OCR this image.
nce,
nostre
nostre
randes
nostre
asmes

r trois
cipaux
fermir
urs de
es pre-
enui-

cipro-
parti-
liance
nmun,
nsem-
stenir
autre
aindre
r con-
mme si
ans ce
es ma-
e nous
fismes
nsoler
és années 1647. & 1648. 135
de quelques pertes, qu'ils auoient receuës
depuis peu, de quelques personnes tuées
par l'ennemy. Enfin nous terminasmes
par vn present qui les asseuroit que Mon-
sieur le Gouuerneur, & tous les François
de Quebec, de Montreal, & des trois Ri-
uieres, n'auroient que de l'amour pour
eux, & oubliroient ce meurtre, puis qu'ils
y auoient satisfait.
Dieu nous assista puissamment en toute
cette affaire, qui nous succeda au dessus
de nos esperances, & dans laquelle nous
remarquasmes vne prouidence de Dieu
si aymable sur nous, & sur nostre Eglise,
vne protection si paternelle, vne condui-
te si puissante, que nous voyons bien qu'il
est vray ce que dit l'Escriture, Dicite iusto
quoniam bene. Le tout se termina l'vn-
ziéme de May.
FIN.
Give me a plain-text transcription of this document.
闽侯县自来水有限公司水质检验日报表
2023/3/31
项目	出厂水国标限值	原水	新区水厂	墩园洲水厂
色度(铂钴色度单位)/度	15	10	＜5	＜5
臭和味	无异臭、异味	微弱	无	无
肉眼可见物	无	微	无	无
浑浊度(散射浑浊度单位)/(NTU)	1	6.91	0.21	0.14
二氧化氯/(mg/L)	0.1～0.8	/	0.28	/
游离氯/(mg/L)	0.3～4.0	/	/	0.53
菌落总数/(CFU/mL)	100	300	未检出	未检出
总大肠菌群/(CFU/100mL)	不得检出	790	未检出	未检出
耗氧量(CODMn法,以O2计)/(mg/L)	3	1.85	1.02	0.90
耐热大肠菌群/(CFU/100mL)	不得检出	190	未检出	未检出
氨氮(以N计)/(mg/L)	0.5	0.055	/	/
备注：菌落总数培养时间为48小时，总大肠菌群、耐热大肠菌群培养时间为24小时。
-.-.-
TASK REQUIREMENTS: Report how many lines of the listing above include the word "总大肠菌群". Say nothing but the number.

OUTPUT: 2